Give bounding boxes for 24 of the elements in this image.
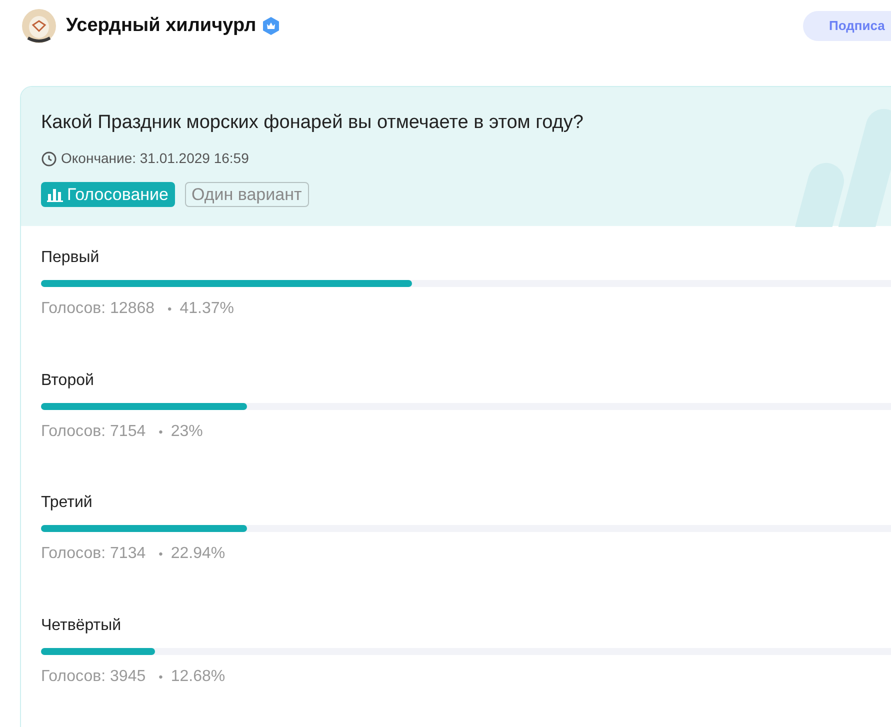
option-label: Третий xyxy=(41,493,94,513)
option-label: Первый xyxy=(41,248,100,268)
author-name[interactable]: Усердный хиличурл xyxy=(66,12,256,40)
separator-dot: • xyxy=(158,668,163,686)
clock-icon xyxy=(41,150,57,166)
poll-mode-tag: Один вариант xyxy=(184,182,309,207)
avatar-icon[interactable] xyxy=(20,7,58,45)
vote-percent: 12.68% xyxy=(170,666,226,686)
tag-label: Голосование xyxy=(67,184,168,206)
separator-dot: • xyxy=(168,301,172,318)
vote-count: Голосов: 12868 xyxy=(41,299,155,319)
option-label: Четвёртый xyxy=(41,616,122,636)
vote-count: Голосов: 3945 xyxy=(41,666,146,686)
vote-count: Голосов: 7154 xyxy=(41,422,146,442)
poll-question: Какой Праздник морских фонарей вы отмечаете в этом году? xyxy=(41,111,584,135)
option-label: Второй xyxy=(41,370,95,390)
deadline-text: Окончание: 31.01.2029 16:59 xyxy=(61,149,249,168)
vote-count: Голосов: 7134 xyxy=(41,544,146,564)
vote-percent: 23% xyxy=(170,422,203,442)
separator-dot: • xyxy=(158,546,163,563)
separator-dot: • xyxy=(158,424,163,440)
vote-percent: 41.37% xyxy=(180,299,234,319)
bar-chart-icon xyxy=(47,187,63,202)
vote-percent: 22.94% xyxy=(170,544,226,564)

------------------------

• Request
Rewrite the rows in the stretch from "option-label: Третий xyxy=(41,493,94,513)" through "vote-count: Голосов: 7154", replacing "separator-dot" with "bullet-separator" and leaving everything else unchanged.

• Result below
option-label: Третий xyxy=(41,493,94,513)
option-label: Первый xyxy=(41,248,100,268)
author-name[interactable]: Усердный хиличурл xyxy=(66,12,256,40)
bullet-separator: • xyxy=(158,668,163,686)
clock-icon xyxy=(41,150,57,166)
poll-mode-tag: Один вариант xyxy=(184,182,309,207)
avatar-icon[interactable] xyxy=(20,7,58,45)
vote-percent: 12.68% xyxy=(170,666,226,686)
tag-label: Голосование xyxy=(67,184,168,206)
bullet-separator: • xyxy=(168,301,172,318)
vote-count: Голосов: 12868 xyxy=(41,299,155,319)
option-label: Четвёртый xyxy=(41,616,122,636)
vote-count: Голосов: 3945 xyxy=(41,666,146,686)
vote-count: Голосов: 7154 xyxy=(41,422,146,442)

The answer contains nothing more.